* _Direction_: Gather the lines from the material that contain "caption".

* _Recorded data_:
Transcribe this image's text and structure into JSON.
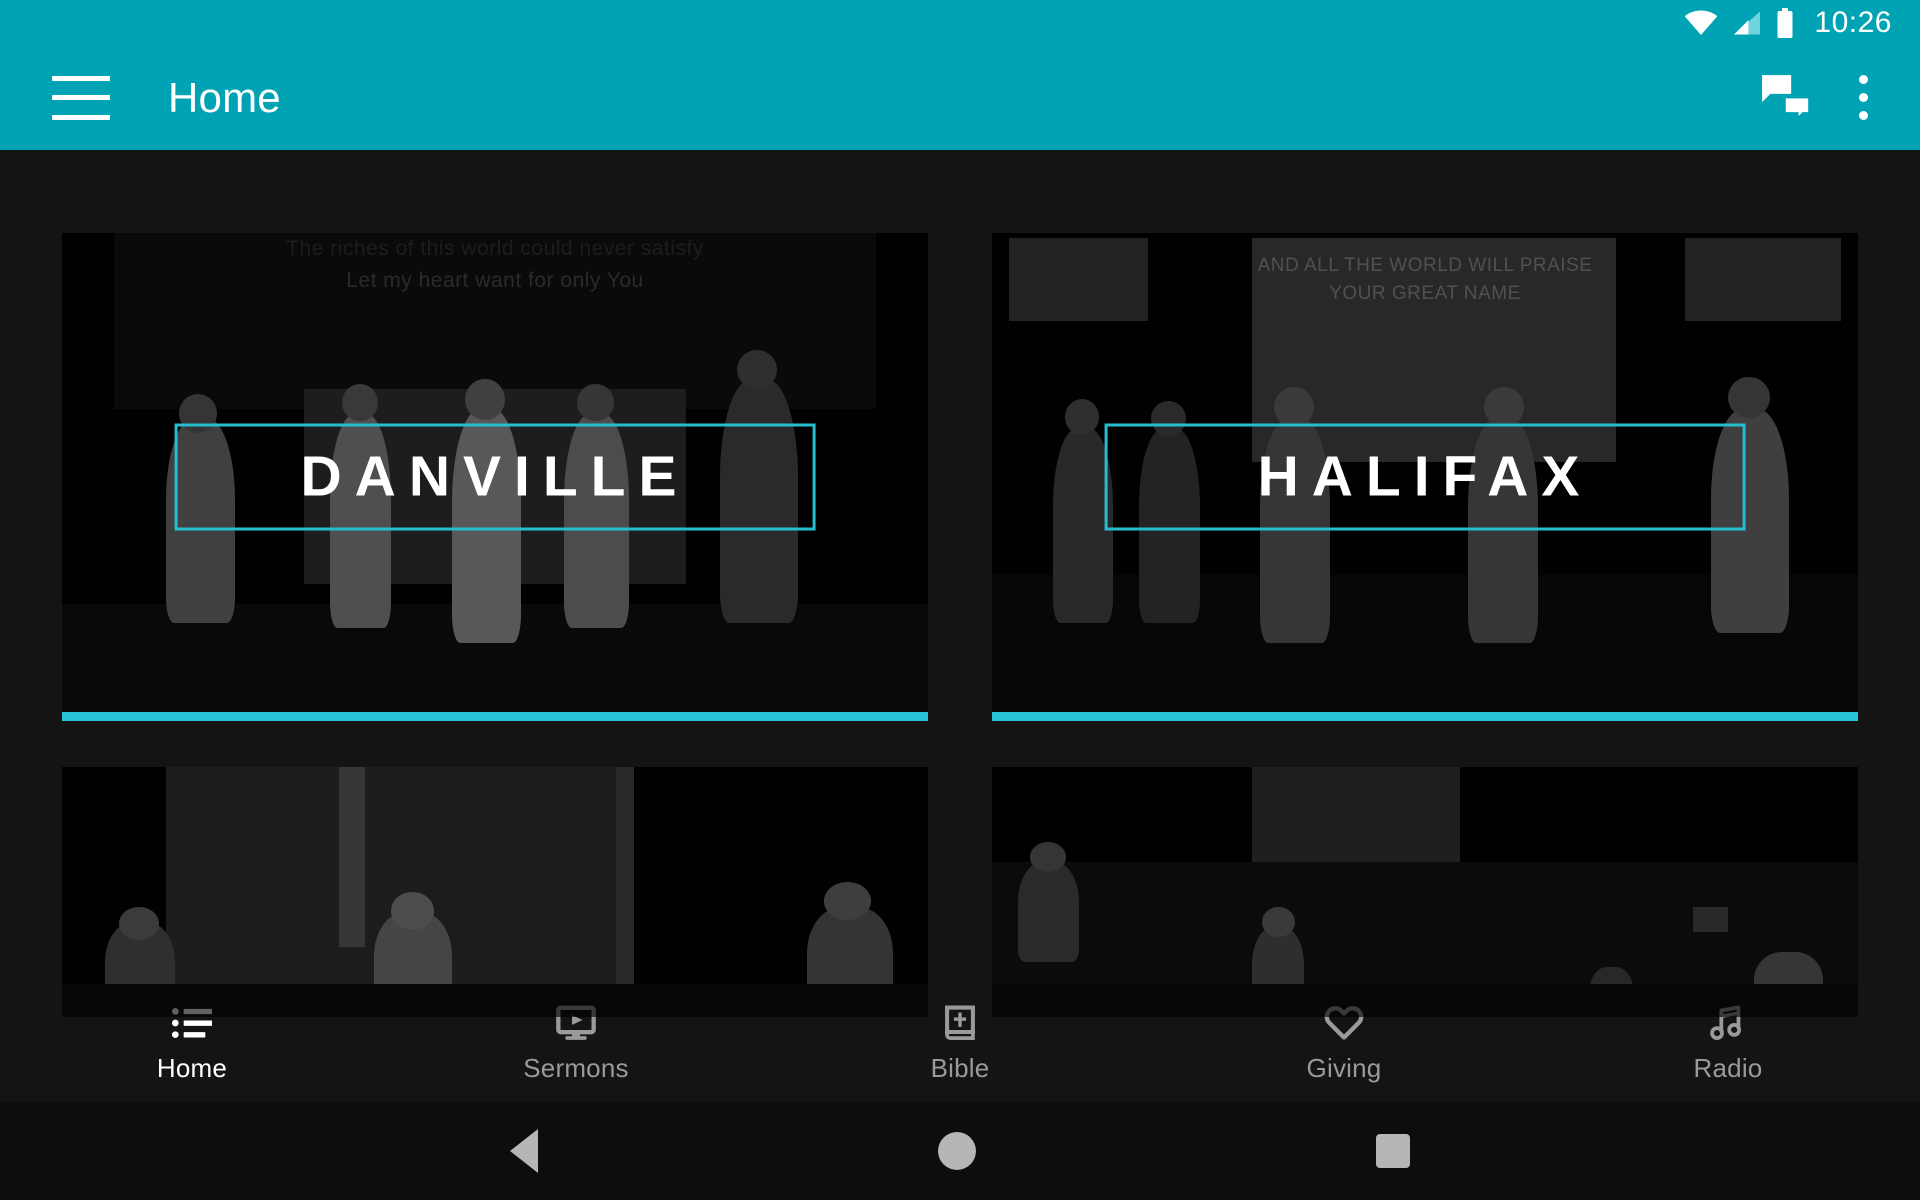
{
  "status_bar": {
    "clock": "10:26",
    "icons": [
      "wifi-icon",
      "cellular-signal-icon",
      "battery-icon"
    ]
  },
  "app_bar": {
    "menu_icon": "hamburger-menu-icon",
    "title": "Home",
    "chat_icon": "chat-bubbles-icon",
    "overflow_icon": "overflow-menu-icon",
    "background_color": "#00A3B4"
  },
  "theme": {
    "accent": "#29C3D8",
    "label_border": "#27BDD1",
    "background": "#141414",
    "primary": "#00A3B4"
  },
  "main": {
    "cards": [
      {
        "label": "DANVILLE",
        "lyrics_line_1": "The riches of this world could never satisfy",
        "lyrics_line_2": "Let my heart want for only You",
        "has_accent_bar": true
      },
      {
        "label": "HALIFAX",
        "lyrics_line_1": "AND ALL THE WORLD WILL PRAISE",
        "lyrics_line_2": "YOUR GREAT NAME",
        "has_accent_bar": true
      },
      {
        "label": "",
        "lyrics_line_1": "",
        "lyrics_line_2": "",
        "has_accent_bar": false
      },
      {
        "label": "",
        "lyrics_line_1": "",
        "lyrics_line_2": "",
        "has_accent_bar": false
      }
    ]
  },
  "bottom_nav": {
    "items": [
      {
        "label": "Home",
        "icon": "list-icon",
        "active": true
      },
      {
        "label": "Sermons",
        "icon": "video-screen-icon",
        "active": false
      },
      {
        "label": "Bible",
        "icon": "bible-book-icon",
        "active": false
      },
      {
        "label": "Giving",
        "icon": "heart-icon",
        "active": false
      },
      {
        "label": "Radio",
        "icon": "music-note-icon",
        "active": false
      }
    ]
  },
  "system_nav": {
    "back": "back-triangle-icon",
    "home": "home-circle-icon",
    "recents": "recents-square-icon"
  }
}
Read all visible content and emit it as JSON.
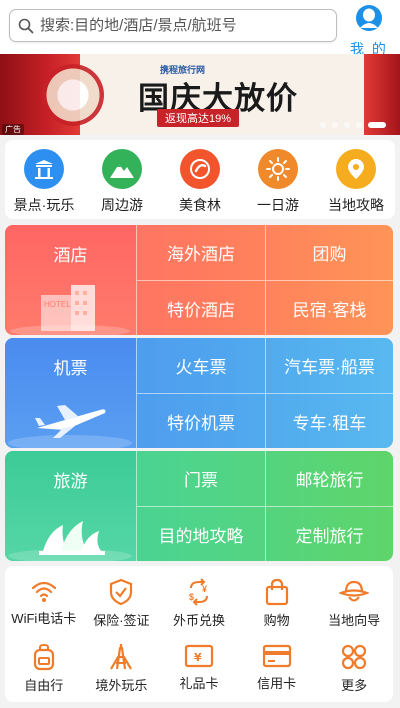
{
  "search": {
    "placeholder": "搜索:目的地/酒店/景点/航班号"
  },
  "profile": {
    "label": "我 的"
  },
  "banner": {
    "brand": "携程旅行网",
    "headline": "国庆大放价",
    "subline": "返现高达19%",
    "ad_tag": "广告",
    "slide_count": 5,
    "active_slide": 5
  },
  "quick_nav": [
    {
      "label": "景点·玩乐",
      "icon": "temple-icon",
      "color": "#2d8ff0"
    },
    {
      "label": "周边游",
      "icon": "mountain-icon",
      "color": "#34b25a"
    },
    {
      "label": "美食林",
      "icon": "food-icon",
      "color": "#f2552c"
    },
    {
      "label": "一日游",
      "icon": "sun-icon",
      "color": "#f0892a"
    },
    {
      "label": "当地攻略",
      "icon": "location-pin-icon",
      "color": "#f5ad1f"
    }
  ],
  "hotel_block": {
    "main": "酒店",
    "cells": [
      "海外酒店",
      "团购",
      "特价酒店",
      "民宿·客栈"
    ],
    "color": "#ff6b6b"
  },
  "flight_block": {
    "main": "机票",
    "cells": [
      "火车票",
      "汽车票·船票",
      "特价机票",
      "专车·租车"
    ],
    "color": "#4d8ff0"
  },
  "travel_block": {
    "main": "旅游",
    "cells": [
      "门票",
      "邮轮旅行",
      "目的地攻略",
      "定制旅行"
    ],
    "color": "#3fd0a0"
  },
  "services": [
    {
      "label": "WiFi电话卡",
      "icon": "wifi-icon"
    },
    {
      "label": "保险·签证",
      "icon": "shield-icon"
    },
    {
      "label": "外币兑换",
      "icon": "currency-exchange-icon"
    },
    {
      "label": "购物",
      "icon": "shopping-bag-icon"
    },
    {
      "label": "当地向导",
      "icon": "guide-hat-icon"
    },
    {
      "label": "自由行",
      "icon": "backpack-icon"
    },
    {
      "label": "境外玩乐",
      "icon": "tower-icon"
    },
    {
      "label": "礼品卡",
      "icon": "gift-card-icon"
    },
    {
      "label": "信用卡",
      "icon": "credit-card-icon"
    },
    {
      "label": "更多",
      "icon": "more-grid-icon"
    }
  ],
  "accent_color": "#f07b2a"
}
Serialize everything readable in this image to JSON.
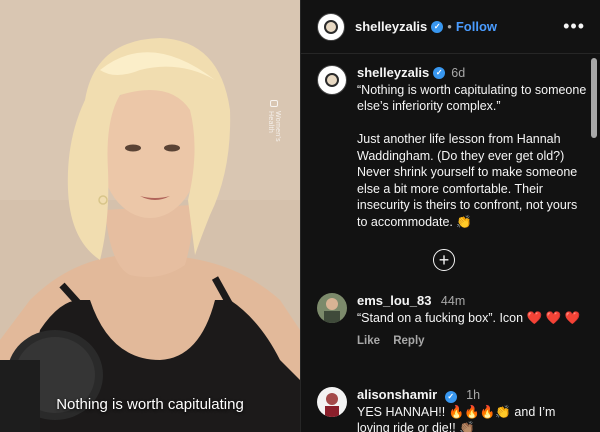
{
  "media": {
    "caption": "Nothing is worth capitulating",
    "watermark": "Women's Health"
  },
  "post": {
    "author": "shelleyzalis",
    "follow_label": "Follow",
    "dot": "•",
    "more_icon": "more-options-icon",
    "caption": {
      "username": "shelleyzalis",
      "time": "6d",
      "text": "“Nothing is worth capitulating to someone else’s inferiority complex.”\n\nJust another life lesson from Hannah Waddingham. (Do they ever get old?) Never shrink yourself to make someone else a bit more comfortable. Their insecurity is theirs to confront, not yours to accommodate. 👏"
    },
    "load_more_icon": "plus-circle-icon"
  },
  "comments": [
    {
      "username": "ems_lou_83",
      "time": "44m",
      "text": "“Stand on a fucking box”. Icon ❤️ ❤️ ❤️",
      "like_label": "Like",
      "reply_label": "Reply"
    },
    {
      "username": "alisonshamir",
      "time": "1h",
      "verified": true,
      "text": "YES HANNAH!! 🔥🔥🔥👏 and I’m loving ride or die!! 👏🏽"
    }
  ],
  "colors": {
    "link_blue": "#4a9cff",
    "verified_blue": "#3897f0",
    "panel_bg": "#121212"
  }
}
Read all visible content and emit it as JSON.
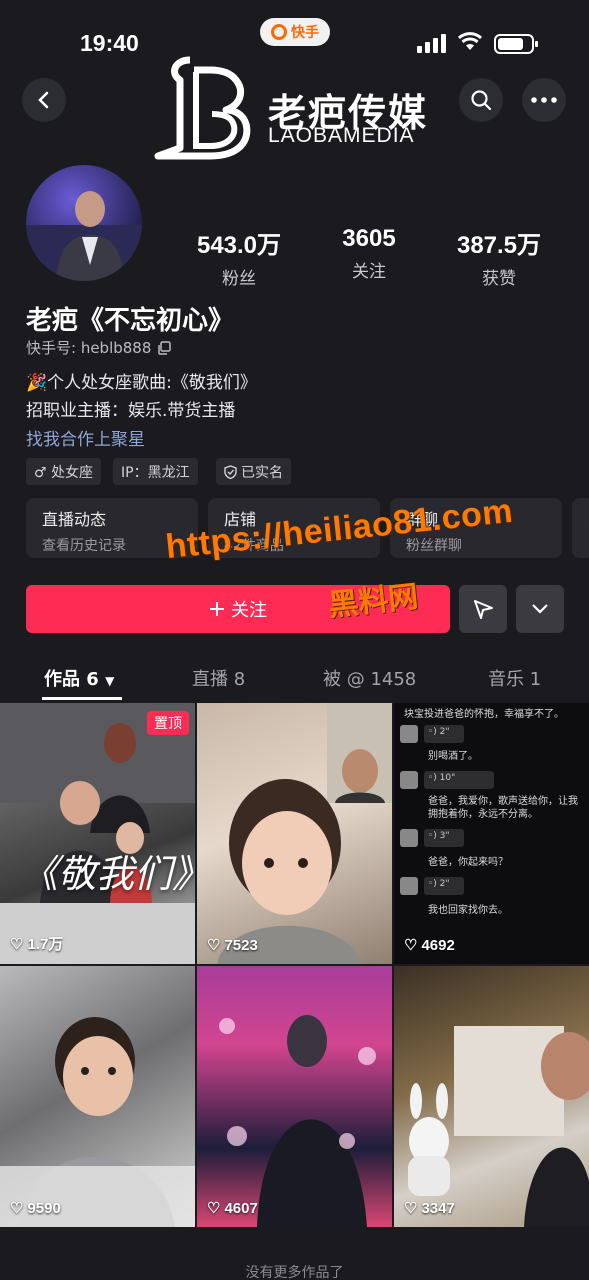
{
  "status_bar": {
    "time": "19:40",
    "app_badge": "快手"
  },
  "header": {
    "logo_cn": "老疤传媒",
    "logo_en": "LAOBAMEDIA",
    "back_icon": "chevron-left-icon",
    "search_icon": "search-icon",
    "more_icon": "more-horizontal-icon"
  },
  "profile": {
    "stats": [
      {
        "value": "543.0万",
        "label": "粉丝"
      },
      {
        "value": "3605",
        "label": "关注"
      },
      {
        "value": "387.5万",
        "label": "获赞"
      }
    ],
    "name": "老疤《不忘初心》",
    "kuaishou_id": "快手号: heblb888",
    "bio_line1": "🎉个人处女座歌曲:《敬我们》",
    "bio_line2": "招职业主播：娱乐.带货主播",
    "bio_line3": "找我合作上聚星",
    "tags": [
      "♂ 处女座",
      "IP：黑龙江",
      "已实名"
    ]
  },
  "features": [
    {
      "title": "直播动态",
      "sub": "查看历史记录"
    },
    {
      "title": "店铺",
      "sub": "42件商品"
    },
    {
      "title": "群聊",
      "sub": "粉丝群聊"
    },
    {
      "title": "更",
      "sub": ""
    }
  ],
  "actions": {
    "follow_label": "关注",
    "follow_icon": "plus-icon",
    "share_icon": "send-icon",
    "expand_icon": "chevron-down-icon"
  },
  "watermark": {
    "url": "https://heiliao81.com",
    "name": "黑料网"
  },
  "tabs": [
    {
      "label": "作品 6"
    },
    {
      "label": "直播 8"
    },
    {
      "label": "被 @ 1458"
    },
    {
      "label": "音乐 1"
    }
  ],
  "videos": [
    {
      "likes": "1.7万",
      "pinned": "置顶",
      "cover_text": "《敬我们》"
    },
    {
      "likes": "7523"
    },
    {
      "likes": "4692"
    },
    {
      "likes": "9590"
    },
    {
      "likes": "4607"
    },
    {
      "likes": "3347"
    }
  ],
  "chat_lines": [
    "块宝投进爸爸的怀抱，幸福享不了。",
    "别喝酒了。",
    "爸爸，我爱你，歌声送给你，让我拥抱着你，永远不分离。",
    "爸爸，你起来吗？",
    "我也回家找你去。"
  ],
  "footer": "没有更多作品了"
}
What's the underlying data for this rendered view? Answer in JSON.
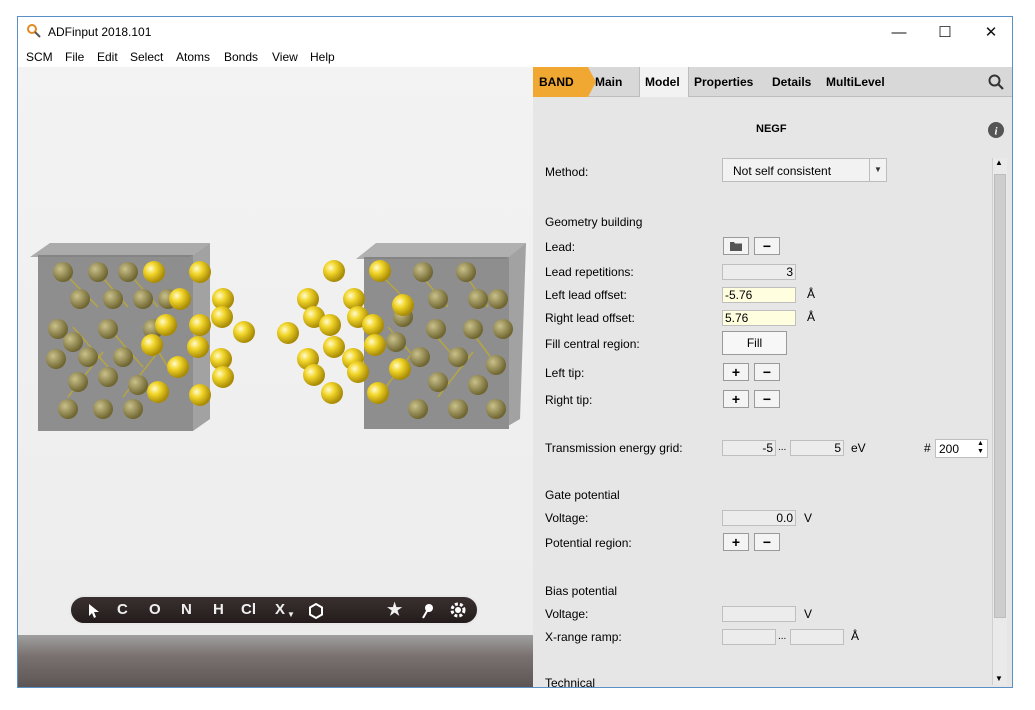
{
  "window": {
    "title": "ADFinput 2018.101",
    "min": "—",
    "max": "☐",
    "close": "✕"
  },
  "menu": [
    "SCM",
    "File",
    "Edit",
    "Select",
    "Atoms",
    "Bonds",
    "View",
    "Help"
  ],
  "tabs": [
    "BAND",
    "Main",
    "Model",
    "Properties",
    "Details",
    "MultiLevel"
  ],
  "panel": {
    "heading": "NEGF",
    "method_label": "Method:",
    "method_value": "Not self consistent",
    "geometry_heading": "Geometry building",
    "lead_label": "Lead:",
    "lead_reps_label": "Lead repetitions:",
    "lead_reps_value": "3",
    "left_offset_label": "Left lead offset:",
    "left_offset_value": "-5.76",
    "right_offset_label": "Right lead offset:",
    "right_offset_value": "5.76",
    "angstrom": "Å",
    "fill_label": "Fill central region:",
    "fill_button": "Fill",
    "left_tip_label": "Left tip:",
    "right_tip_label": "Right tip:",
    "transmission_label": "Transmission energy grid:",
    "trans_min": "-5",
    "trans_max": "5",
    "ev": "eV",
    "hash": "#",
    "trans_count": "200",
    "ellipsis": "...",
    "gate_heading": "Gate potential",
    "voltage_label": "Voltage:",
    "gate_voltage_value": "0.0",
    "v_unit": "V",
    "potential_region_label": "Potential region:",
    "bias_heading": "Bias potential",
    "bias_voltage_value": "",
    "xrange_label": "X-range ramp:",
    "technical_heading": "Technical",
    "plus": "+",
    "minus": "−"
  },
  "toolbar": [
    "C",
    "O",
    "N",
    "H",
    "Cl",
    "X"
  ],
  "colors": {
    "accent": "#f0a832",
    "atom": "#f2d62a",
    "lead_box": "#8a8a8a"
  }
}
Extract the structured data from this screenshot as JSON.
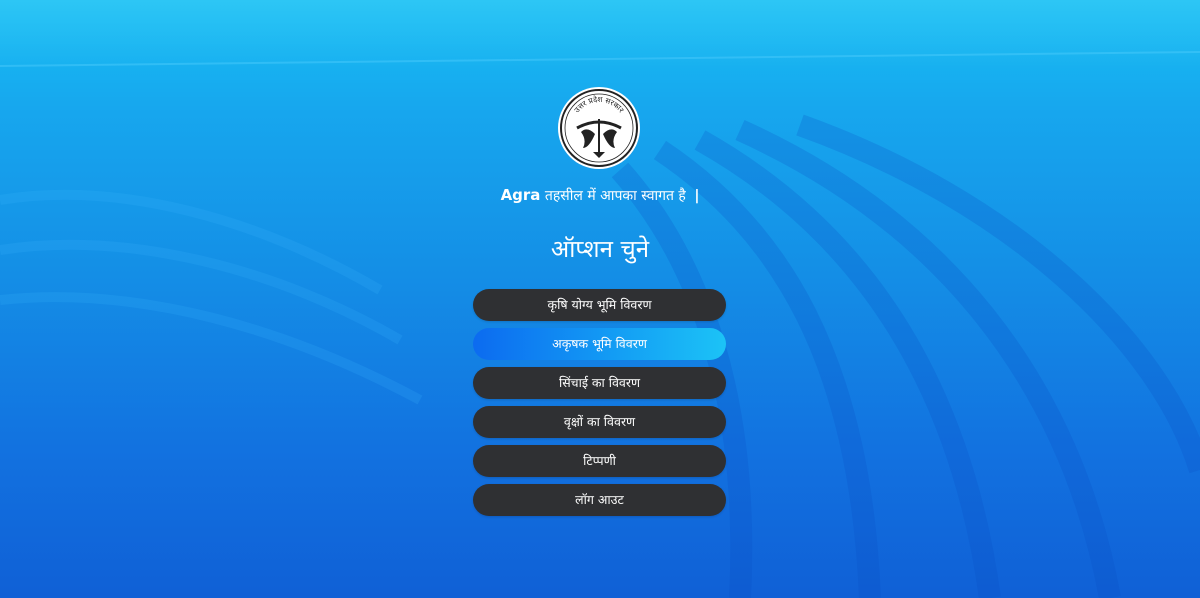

* _Output of the exercise_:
    "caption": "Nothing is worth capitulating",
    "caption": {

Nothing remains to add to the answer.